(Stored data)

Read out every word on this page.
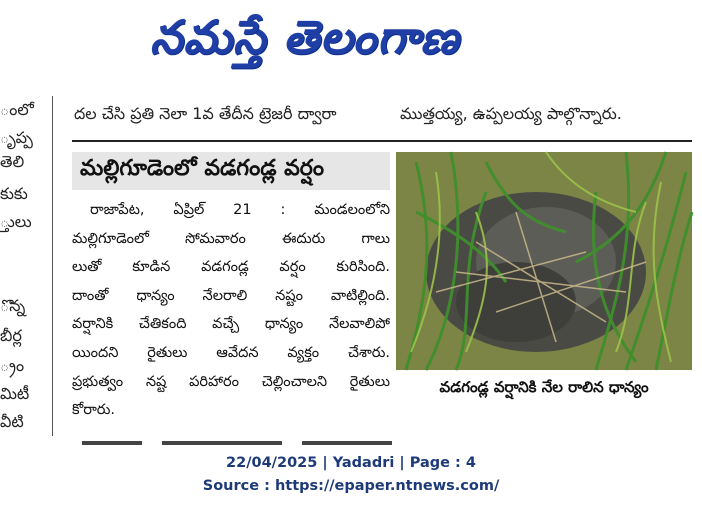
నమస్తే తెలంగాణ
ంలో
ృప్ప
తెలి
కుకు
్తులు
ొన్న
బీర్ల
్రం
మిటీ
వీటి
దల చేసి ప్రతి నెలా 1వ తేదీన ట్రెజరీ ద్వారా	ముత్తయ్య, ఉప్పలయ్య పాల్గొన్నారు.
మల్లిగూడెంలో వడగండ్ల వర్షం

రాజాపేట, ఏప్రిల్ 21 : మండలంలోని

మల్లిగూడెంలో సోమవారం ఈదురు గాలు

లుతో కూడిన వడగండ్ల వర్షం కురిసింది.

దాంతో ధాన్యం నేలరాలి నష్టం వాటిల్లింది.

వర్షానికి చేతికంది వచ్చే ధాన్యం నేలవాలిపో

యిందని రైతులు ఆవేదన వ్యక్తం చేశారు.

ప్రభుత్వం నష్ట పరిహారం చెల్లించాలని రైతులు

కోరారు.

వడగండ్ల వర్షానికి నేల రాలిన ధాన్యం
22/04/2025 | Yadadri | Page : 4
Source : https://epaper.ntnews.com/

_What you have to do:_ Will you set down the records word for word while leaving out every picture?

_Exercise output:_
Read out every word on this page.
నమస్తే తెలంగాణ
ంలో
ృప్ప
తెలి
కుకు
్తులు
ొన్న
బీర్ల
్రం
మిటీ
వీటి
దల చేసి ప్రతి నెలా 1వ తేదీన ట్రెజరీ ద్వారా	ముత్తయ్య, ఉప్పలయ్య పాల్గొన్నారు.
మల్లిగూడెంలో వడగండ్ల వర్షం

రాజాపేట, ఏప్రిల్ 21 : మండలంలోని

మల్లిగూడెంలో సోమవారం ఈదురు గాలు

లుతో కూడిన వడగండ్ల వర్షం కురిసింది.

దాంతో ధాన్యం నేలరాలి నష్టం వాటిల్లింది.

వర్షానికి చేతికంది వచ్చే ధాన్యం నేలవాలిపో

యిందని రైతులు ఆవేదన వ్యక్తం చేశారు.

ప్రభుత్వం నష్ట పరిహారం చెల్లించాలని రైతులు

కోరారు.

వడగండ్ల వర్షానికి నేల రాలిన ధాన్యం
22/04/2025 | Yadadri | Page : 4
Source : https://epaper.ntnews.com/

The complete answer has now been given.